[Saved data entries]
• • •

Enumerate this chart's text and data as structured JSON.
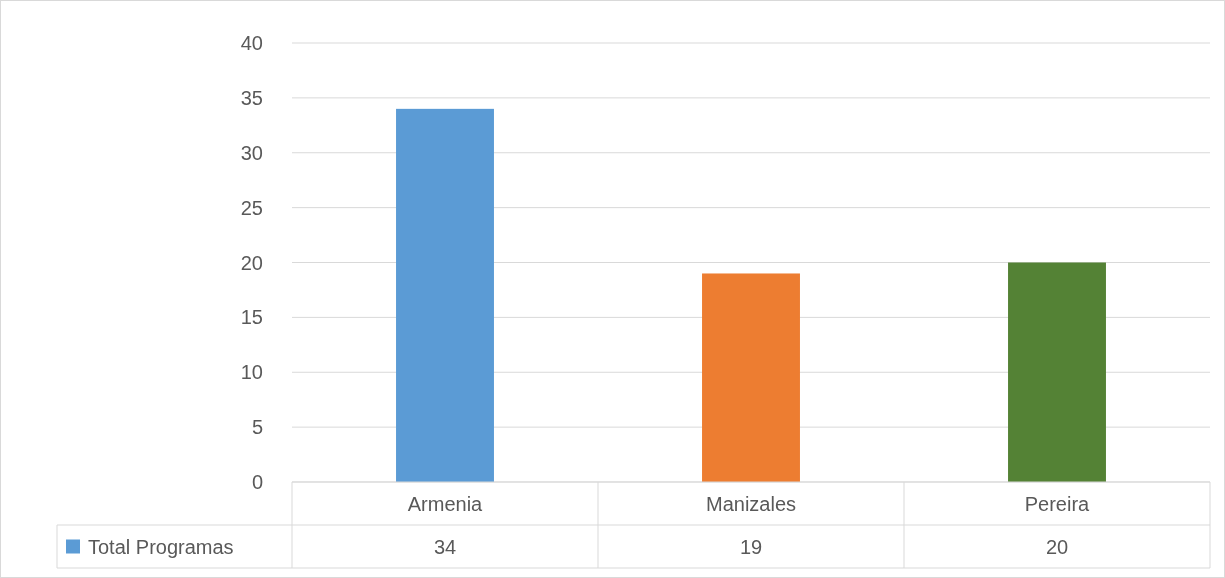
{
  "chart_data": {
    "type": "bar",
    "categories": [
      "Armenia",
      "Manizales",
      "Pereira"
    ],
    "series": [
      {
        "name": "Total Programas",
        "color": "#5b9bd5",
        "colors": [
          "#5b9bd5",
          "#ed7d31",
          "#548235"
        ],
        "values": [
          34,
          19,
          20
        ]
      }
    ],
    "ylim": [
      0,
      40
    ],
    "yticks": [
      0,
      5,
      10,
      15,
      20,
      25,
      30,
      35,
      40
    ],
    "grid": "y",
    "data_labels": true
  }
}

• • •

■ **Stated task**:
Reproduce the full material exactly, excluding the pictures.

■ **Task answer**:
Enumerate this chart's text and data as structured JSON.
{
  "chart_data": {
    "type": "bar",
    "categories": [
      "Armenia",
      "Manizales",
      "Pereira"
    ],
    "series": [
      {
        "name": "Total Programas",
        "color": "#5b9bd5",
        "colors": [
          "#5b9bd5",
          "#ed7d31",
          "#548235"
        ],
        "values": [
          34,
          19,
          20
        ]
      }
    ],
    "ylim": [
      0,
      40
    ],
    "yticks": [
      0,
      5,
      10,
      15,
      20,
      25,
      30,
      35,
      40
    ],
    "grid": "y",
    "data_labels": true
  }
}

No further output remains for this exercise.